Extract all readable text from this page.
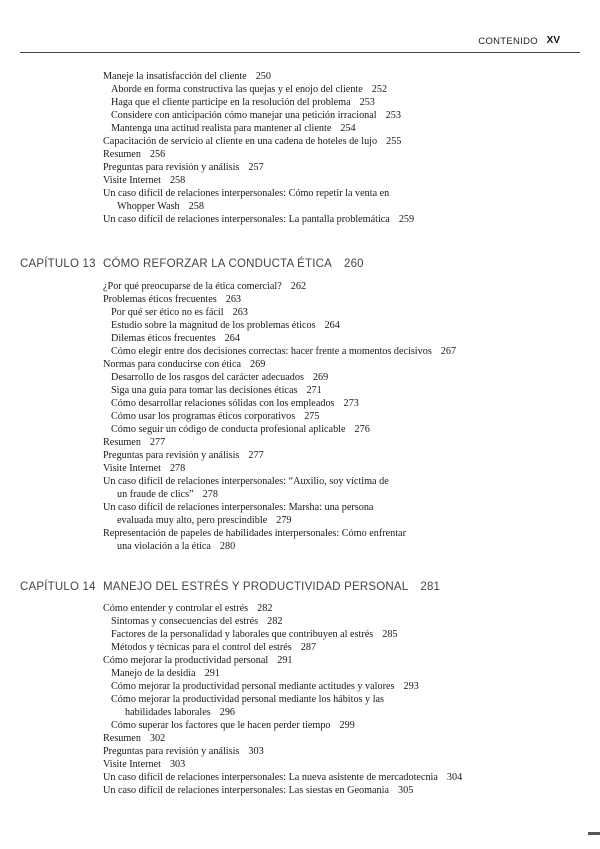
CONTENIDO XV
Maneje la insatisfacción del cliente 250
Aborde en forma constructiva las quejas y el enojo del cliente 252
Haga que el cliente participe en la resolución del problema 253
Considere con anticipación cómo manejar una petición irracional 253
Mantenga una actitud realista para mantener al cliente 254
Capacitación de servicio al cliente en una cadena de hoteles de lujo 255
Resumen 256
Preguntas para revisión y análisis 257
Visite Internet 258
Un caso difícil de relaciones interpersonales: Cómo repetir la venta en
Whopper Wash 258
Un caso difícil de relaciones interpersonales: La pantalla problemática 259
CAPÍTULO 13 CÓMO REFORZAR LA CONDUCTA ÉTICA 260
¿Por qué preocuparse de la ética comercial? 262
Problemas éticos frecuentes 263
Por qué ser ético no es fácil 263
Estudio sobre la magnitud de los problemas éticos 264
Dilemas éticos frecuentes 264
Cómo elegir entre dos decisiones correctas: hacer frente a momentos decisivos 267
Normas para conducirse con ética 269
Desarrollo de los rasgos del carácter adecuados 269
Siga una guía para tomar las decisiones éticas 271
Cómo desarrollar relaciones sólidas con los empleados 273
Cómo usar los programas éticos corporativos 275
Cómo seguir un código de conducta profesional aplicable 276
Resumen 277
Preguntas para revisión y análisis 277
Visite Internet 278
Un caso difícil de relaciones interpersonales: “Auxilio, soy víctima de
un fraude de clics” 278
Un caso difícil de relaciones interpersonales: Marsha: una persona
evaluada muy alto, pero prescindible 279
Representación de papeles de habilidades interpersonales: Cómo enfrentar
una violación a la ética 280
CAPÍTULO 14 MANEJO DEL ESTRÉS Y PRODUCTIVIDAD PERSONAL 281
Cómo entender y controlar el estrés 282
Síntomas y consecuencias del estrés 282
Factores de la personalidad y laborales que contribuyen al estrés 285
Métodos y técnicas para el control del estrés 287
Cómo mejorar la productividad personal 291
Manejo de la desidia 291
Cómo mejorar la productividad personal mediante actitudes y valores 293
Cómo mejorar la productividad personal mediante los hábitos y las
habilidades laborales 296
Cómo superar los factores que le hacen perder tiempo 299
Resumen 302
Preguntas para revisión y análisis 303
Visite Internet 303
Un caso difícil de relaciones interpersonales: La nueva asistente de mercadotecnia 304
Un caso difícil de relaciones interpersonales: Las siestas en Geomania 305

-----

> _Work to be completed_
Return every line from the records above that holds the word "CAPÍTULO".

> _Solution below_
CAPÍTULO 13 CÓMO REFORZAR LA CONDUCTA ÉTICA 260
CAPÍTULO 14 MANEJO DEL ESTRÉS Y PRODUCTIVIDAD PERSONAL 281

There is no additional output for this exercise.